**RECORDS FOR PROCESSING**.
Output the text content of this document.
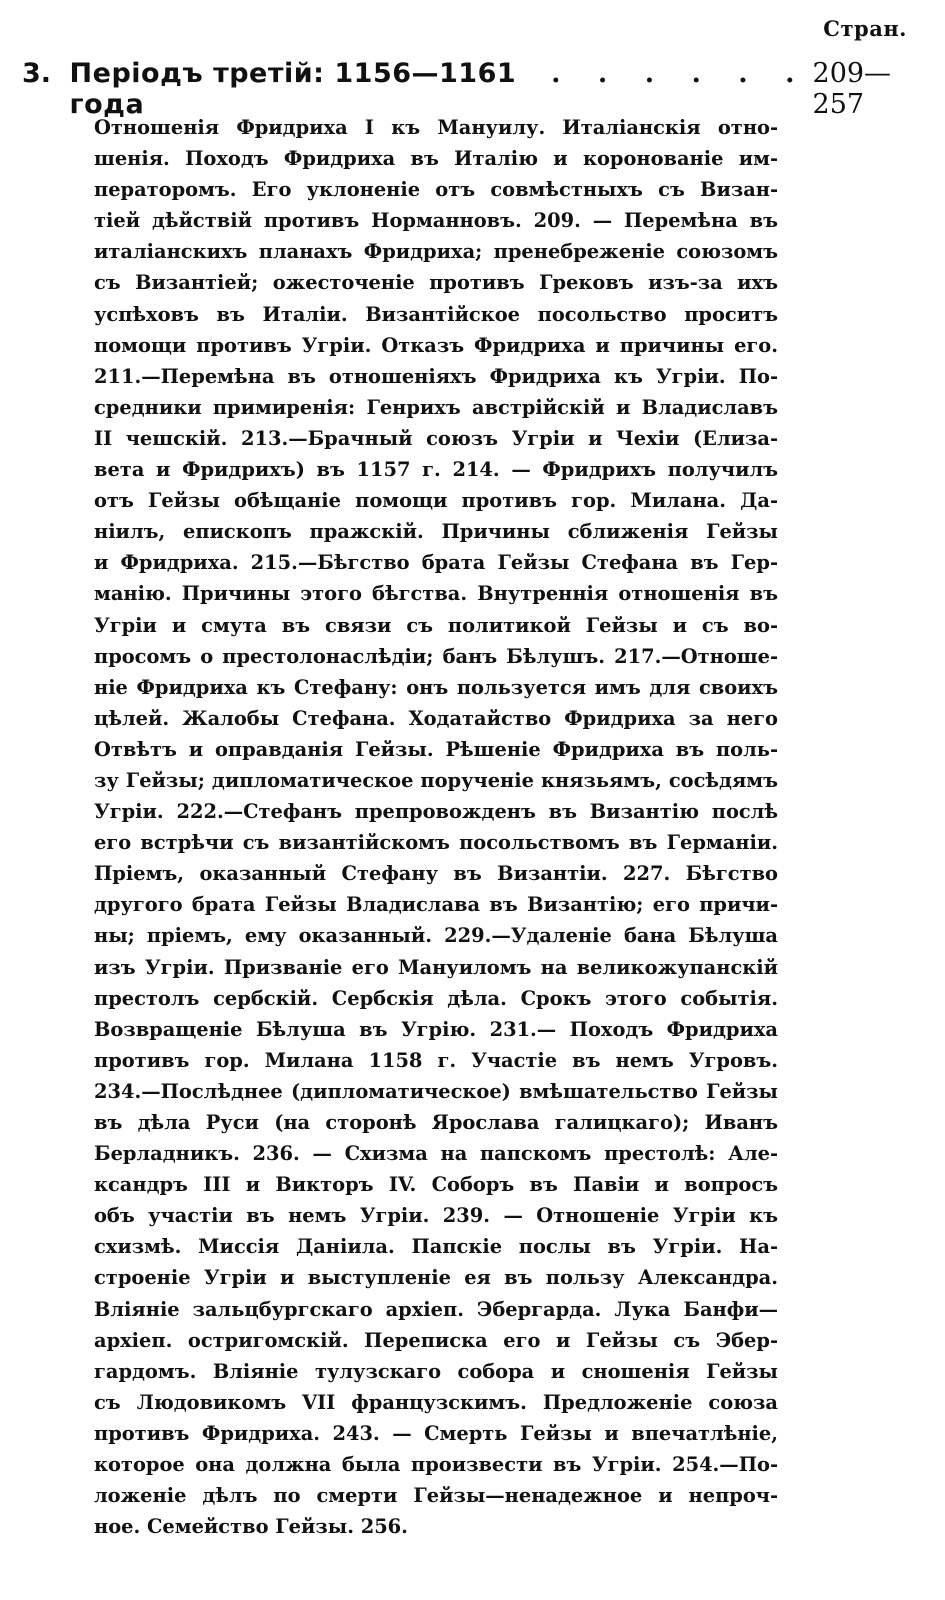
Стран.
3. Періодъ третій: 1156—1161 года
. . . . . . 209—257
Отношенія Фридриха I къ Мануилу. Италіанскія отно-
шенія. Походъ Фридриха въ Италію и коронованіе им-
ператоромъ. Его уклоненіе отъ совмѣстныхъ съ Визан-
тіей дѣйствій противъ Норманновъ. 209. — Перемѣна въ
италіанскихъ планахъ Фридриха; пренебреженіе союзомъ
съ Византіей; ожесточеніе противъ Грековъ изъ-за ихъ
успѣховъ въ Италіи. Византійское посольство проситъ
помощи противъ Угріи. Отказъ Фридриха и причины его.
211.—Перемѣна въ отношеніяхъ Фридриха къ Угріи. По-
средники примиренія: Генрихъ австрійскій и Владиславъ
II чешскій. 213.—Брачный союзъ Угріи и Чехіи (Елиза-
вета и Фридрихъ) въ 1157 г. 214. — Фридрихъ получилъ
отъ Гейзы обѣщаніе помощи противъ гор. Милана. Да-
ніилъ, епископъ пражскій. Причины сближенія Гейзы
и Фридриха. 215.—Бѣгство брата Гейзы Стефана въ Гер-
манію. Причины этого бѣгства. Внутреннія отношенія въ
Угріи и смута въ связи съ политикой Гейзы и съ во-
просомъ о престолонаслѣдіи; банъ Бѣлушъ. 217.—Отноше-
ніе Фридриха къ Стефану: онъ пользуется имъ для своихъ
цѣлей. Жалобы Стефана. Ходатайство Фридриха за него
Отвѣтъ и оправданія Гейзы. Рѣшеніе Фридриха въ поль-
зу Гейзы; дипломатическое порученіе князьямъ, сосѣдямъ
Угріи. 222.—Стефанъ препровожденъ въ Византію послѣ
его встрѣчи съ византійскомъ посольствомъ въ Германіи.
Пріемъ, оказанный Стефану въ Византіи. 227. Бѣгство
другого брата Гейзы Владислава въ Византію; его причи-
ны; пріемъ, ему оказанный. 229.—Удаленіе бана Бѣлуша
изъ Угріи. Призваніе его Мануиломъ на великожупанскій
престолъ сербскій. Сербскія дѣла. Срокъ этого событія.
Возвращеніе Бѣлуша въ Угрію. 231.— Походъ Фридриха
противъ гор. Милана 1158 г. Участіе въ немъ Угровъ.
234.—Послѣднее (дипломатическое) вмѣшательство Гейзы
въ дѣла Руси (на сторонѣ Ярослава галицкаго); Иванъ
Берладникъ. 236. — Схизма на папскомъ престолѣ: Але-
ксандръ III и Викторъ IV. Соборъ въ Павіи и вопросъ
объ участіи въ немъ Угріи. 239. — Отношеніе Угріи къ
схизмѣ. Миссія Даніила. Папскіе послы въ Угріи. На-
строеніе Угріи и выступленіе ея въ пользу Александра.
Вліяніе зальцбургскаго архіеп. Эбергарда. Лука Банфи—
архіеп. остригомскій. Переписка его и Гейзы съ Эбер-
гардомъ. Вліяніе тулузскаго собора и сношенія Гейзы
съ Людовикомъ VII французскимъ. Предложеніе союза
противъ Фридриха. 243. — Смерть Гейзы и впечатлѣніе,
которое она должна была произвести въ Угріи. 254.—По-
ложеніе дѣлъ по смерти Гейзы—ненадежное и непроч-
ное. Семейство Гейзы. 256.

**EXERCISE REQUIREMENTS**.
Among the lines of the data, identify those with the word "этого". Copy each of them.

**RESPONSE TO THE EXERCISE**.
манію. Причины этого бѣгства. Внутреннія отношенія въ
престолъ сербскій. Сербскія дѣла. Срокъ этого событія.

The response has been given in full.